━━━ Records shown ━━━

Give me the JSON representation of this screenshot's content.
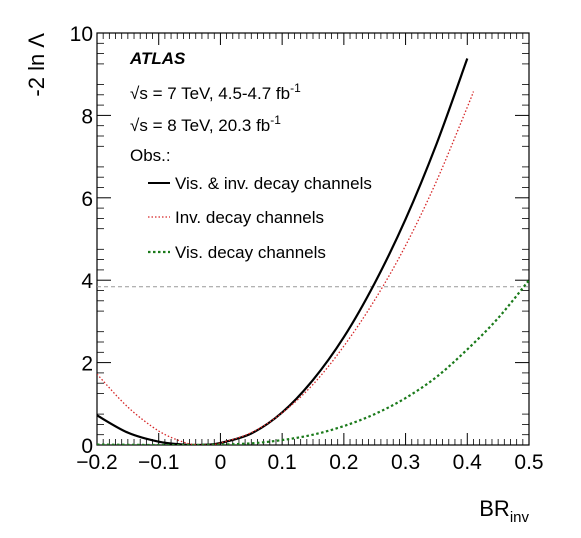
{
  "chart_data": {
    "type": "line",
    "xlim": [
      -0.2,
      0.5
    ],
    "ylim": [
      0,
      10
    ],
    "xticks": [
      "−0.2",
      "−0.1",
      "0",
      "0.1",
      "0.2",
      "0.3",
      "0.4",
      "0.5"
    ],
    "xtick_values": [
      -0.2,
      -0.1,
      0,
      0.1,
      0.2,
      0.3,
      0.4,
      0.5
    ],
    "yticks": [
      "0",
      "2",
      "4",
      "6",
      "8",
      "10"
    ],
    "ytick_values": [
      0,
      2,
      4,
      6,
      8,
      10
    ],
    "xlabel": "BR",
    "xlabel_sub": "inv",
    "ylabel": "-2 ln Λ",
    "grid": false,
    "reference_line": {
      "y": 3.84,
      "color": "#999999",
      "style": "dashed"
    },
    "annotations": {
      "experiment": "ATLAS",
      "line1_prefix": "√s",
      "line1_text": " = 7 TeV, 4.5-4.7 fb",
      "line1_sup": "-1",
      "line2_prefix": "√s",
      "line2_text": " = 8 TeV, 20.3 fb",
      "line2_sup": "-1",
      "obs": "Obs.:"
    },
    "legend_position": "top-left",
    "series": [
      {
        "name": "Vis. & inv. decay channels",
        "color": "#000000",
        "style": "solid",
        "x": [
          -0.2,
          -0.15,
          -0.1,
          -0.06,
          -0.04,
          -0.02,
          0.0,
          0.05,
          0.1,
          0.15,
          0.2,
          0.25,
          0.3,
          0.35,
          0.4
        ],
        "y": [
          0.72,
          0.3,
          0.08,
          0.01,
          0.0,
          0.01,
          0.05,
          0.28,
          0.79,
          1.58,
          2.62,
          3.93,
          5.48,
          7.3,
          9.38
        ]
      },
      {
        "name": "Inv. decay channels",
        "color": "#d62728",
        "style": "dotted",
        "x": [
          -0.2,
          -0.15,
          -0.1,
          -0.06,
          -0.04,
          -0.02,
          0.0,
          0.05,
          0.1,
          0.15,
          0.2,
          0.25,
          0.3,
          0.35,
          0.4,
          0.41
        ],
        "y": [
          1.72,
          0.92,
          0.34,
          0.07,
          0.01,
          0.0,
          0.05,
          0.3,
          0.78,
          1.47,
          2.4,
          3.52,
          4.84,
          6.4,
          8.2,
          8.58
        ]
      },
      {
        "name": "Vis. decay channels",
        "color": "#1a7a1a",
        "style": "dotted",
        "x": [
          -0.2,
          -0.1,
          -0.05,
          0.0,
          0.05,
          0.1,
          0.15,
          0.2,
          0.25,
          0.3,
          0.35,
          0.4,
          0.45,
          0.5
        ],
        "y": [
          0.01,
          0.0,
          0.0,
          0.01,
          0.04,
          0.12,
          0.25,
          0.46,
          0.75,
          1.14,
          1.65,
          2.32,
          3.08,
          4.0
        ]
      }
    ]
  }
}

━━━

Task to carry out ::
Leaving aside the images, write out the entries above word for word.

Reply ::
Give me the JSON representation of this screenshot's content.
{
  "chart_data": {
    "type": "line",
    "xlim": [
      -0.2,
      0.5
    ],
    "ylim": [
      0,
      10
    ],
    "xticks": [
      "−0.2",
      "−0.1",
      "0",
      "0.1",
      "0.2",
      "0.3",
      "0.4",
      "0.5"
    ],
    "xtick_values": [
      -0.2,
      -0.1,
      0,
      0.1,
      0.2,
      0.3,
      0.4,
      0.5
    ],
    "yticks": [
      "0",
      "2",
      "4",
      "6",
      "8",
      "10"
    ],
    "ytick_values": [
      0,
      2,
      4,
      6,
      8,
      10
    ],
    "xlabel": "BR",
    "xlabel_sub": "inv",
    "ylabel": "-2 ln Λ",
    "grid": false,
    "reference_line": {
      "y": 3.84,
      "color": "#999999",
      "style": "dashed"
    },
    "annotations": {
      "experiment": "ATLAS",
      "line1_prefix": "√s",
      "line1_text": " = 7 TeV, 4.5-4.7 fb",
      "line1_sup": "-1",
      "line2_prefix": "√s",
      "line2_text": " = 8 TeV, 20.3 fb",
      "line2_sup": "-1",
      "obs": "Obs.:"
    },
    "legend_position": "top-left",
    "series": [
      {
        "name": "Vis. & inv. decay channels",
        "color": "#000000",
        "style": "solid",
        "x": [
          -0.2,
          -0.15,
          -0.1,
          -0.06,
          -0.04,
          -0.02,
          0.0,
          0.05,
          0.1,
          0.15,
          0.2,
          0.25,
          0.3,
          0.35,
          0.4
        ],
        "y": [
          0.72,
          0.3,
          0.08,
          0.01,
          0.0,
          0.01,
          0.05,
          0.28,
          0.79,
          1.58,
          2.62,
          3.93,
          5.48,
          7.3,
          9.38
        ]
      },
      {
        "name": "Inv. decay channels",
        "color": "#d62728",
        "style": "dotted",
        "x": [
          -0.2,
          -0.15,
          -0.1,
          -0.06,
          -0.04,
          -0.02,
          0.0,
          0.05,
          0.1,
          0.15,
          0.2,
          0.25,
          0.3,
          0.35,
          0.4,
          0.41
        ],
        "y": [
          1.72,
          0.92,
          0.34,
          0.07,
          0.01,
          0.0,
          0.05,
          0.3,
          0.78,
          1.47,
          2.4,
          3.52,
          4.84,
          6.4,
          8.2,
          8.58
        ]
      },
      {
        "name": "Vis. decay channels",
        "color": "#1a7a1a",
        "style": "dotted",
        "x": [
          -0.2,
          -0.1,
          -0.05,
          0.0,
          0.05,
          0.1,
          0.15,
          0.2,
          0.25,
          0.3,
          0.35,
          0.4,
          0.45,
          0.5
        ],
        "y": [
          0.01,
          0.0,
          0.0,
          0.01,
          0.04,
          0.12,
          0.25,
          0.46,
          0.75,
          1.14,
          1.65,
          2.32,
          3.08,
          4.0
        ]
      }
    ]
  }
}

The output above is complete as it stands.